EXERCISE INSTRUCTIONS:
Render the material again word for word, skipping the pictures in it.

Chart and figure data:
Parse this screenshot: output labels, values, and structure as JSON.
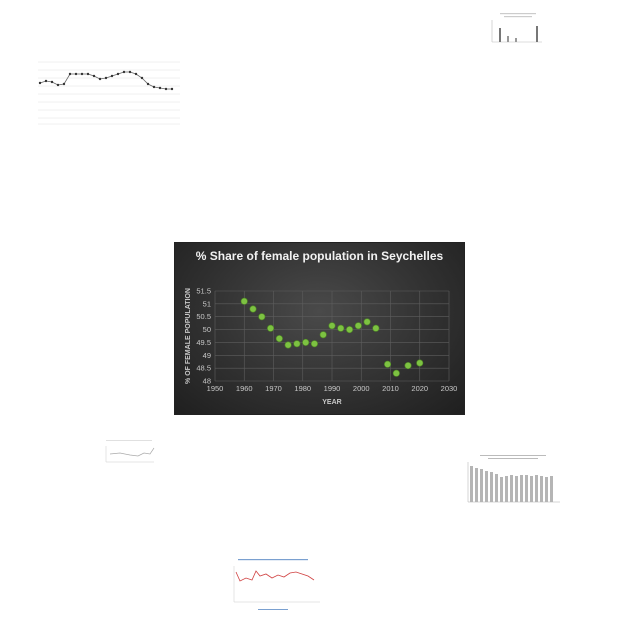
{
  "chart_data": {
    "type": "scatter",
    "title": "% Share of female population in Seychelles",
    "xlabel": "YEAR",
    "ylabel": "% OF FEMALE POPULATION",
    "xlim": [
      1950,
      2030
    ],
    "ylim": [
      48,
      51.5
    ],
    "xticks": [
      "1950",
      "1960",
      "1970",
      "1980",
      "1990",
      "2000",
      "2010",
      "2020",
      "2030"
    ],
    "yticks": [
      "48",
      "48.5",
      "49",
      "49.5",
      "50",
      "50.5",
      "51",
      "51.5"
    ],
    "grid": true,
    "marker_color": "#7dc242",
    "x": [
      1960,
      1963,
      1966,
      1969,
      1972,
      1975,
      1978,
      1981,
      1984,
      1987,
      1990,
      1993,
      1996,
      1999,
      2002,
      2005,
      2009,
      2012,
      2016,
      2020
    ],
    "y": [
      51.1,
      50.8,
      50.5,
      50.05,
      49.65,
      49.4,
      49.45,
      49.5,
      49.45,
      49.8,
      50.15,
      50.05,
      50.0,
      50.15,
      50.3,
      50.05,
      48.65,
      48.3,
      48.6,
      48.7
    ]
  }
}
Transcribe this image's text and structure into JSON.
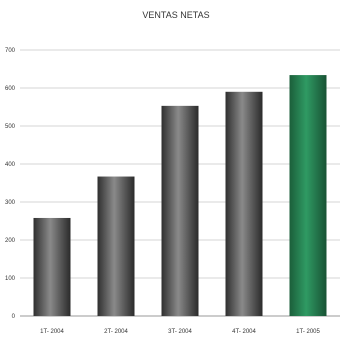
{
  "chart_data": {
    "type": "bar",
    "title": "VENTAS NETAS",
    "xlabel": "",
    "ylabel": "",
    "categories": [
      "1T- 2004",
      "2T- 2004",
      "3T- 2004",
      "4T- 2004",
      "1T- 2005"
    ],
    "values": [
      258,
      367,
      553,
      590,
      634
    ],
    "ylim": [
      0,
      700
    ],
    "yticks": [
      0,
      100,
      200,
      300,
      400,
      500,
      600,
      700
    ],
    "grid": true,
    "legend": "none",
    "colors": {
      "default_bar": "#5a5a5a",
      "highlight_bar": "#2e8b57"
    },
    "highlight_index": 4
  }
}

SOLVED EXERCISE:
Parse this screenshot: output labels, values, and structure as JSON.
{
  "chart_data": {
    "type": "scatter",
    "title": "% Share of female population in Seychelles",
    "xlabel": "YEAR",
    "ylabel": "% OF FEMALE POPULATION",
    "xlim": [
      1950,
      2030
    ],
    "ylim": [
      48,
      51.5
    ],
    "xticks": [
      "1950",
      "1960",
      "1970",
      "1980",
      "1990",
      "2000",
      "2010",
      "2020",
      "2030"
    ],
    "yticks": [
      "48",
      "48.5",
      "49",
      "49.5",
      "50",
      "50.5",
      "51",
      "51.5"
    ],
    "grid": true,
    "marker_color": "#7dc242",
    "x": [
      1960,
      1963,
      1966,
      1969,
      1972,
      1975,
      1978,
      1981,
      1984,
      1987,
      1990,
      1993,
      1996,
      1999,
      2002,
      2005,
      2009,
      2012,
      2016,
      2020
    ],
    "y": [
      51.1,
      50.8,
      50.5,
      50.05,
      49.65,
      49.4,
      49.45,
      49.5,
      49.45,
      49.8,
      50.15,
      50.05,
      50.0,
      50.15,
      50.3,
      50.05,
      48.65,
      48.3,
      48.6,
      48.7
    ]
  }
}
Transcribe this image's text and structure into JSON.
{
  "chart_data": {
    "type": "bar",
    "title": "VENTAS NETAS",
    "xlabel": "",
    "ylabel": "",
    "categories": [
      "1T- 2004",
      "2T- 2004",
      "3T- 2004",
      "4T- 2004",
      "1T- 2005"
    ],
    "values": [
      258,
      367,
      553,
      590,
      634
    ],
    "ylim": [
      0,
      700
    ],
    "yticks": [
      0,
      100,
      200,
      300,
      400,
      500,
      600,
      700
    ],
    "grid": true,
    "legend": "none",
    "colors": {
      "default_bar": "#5a5a5a",
      "highlight_bar": "#2e8b57"
    },
    "highlight_index": 4
  }
}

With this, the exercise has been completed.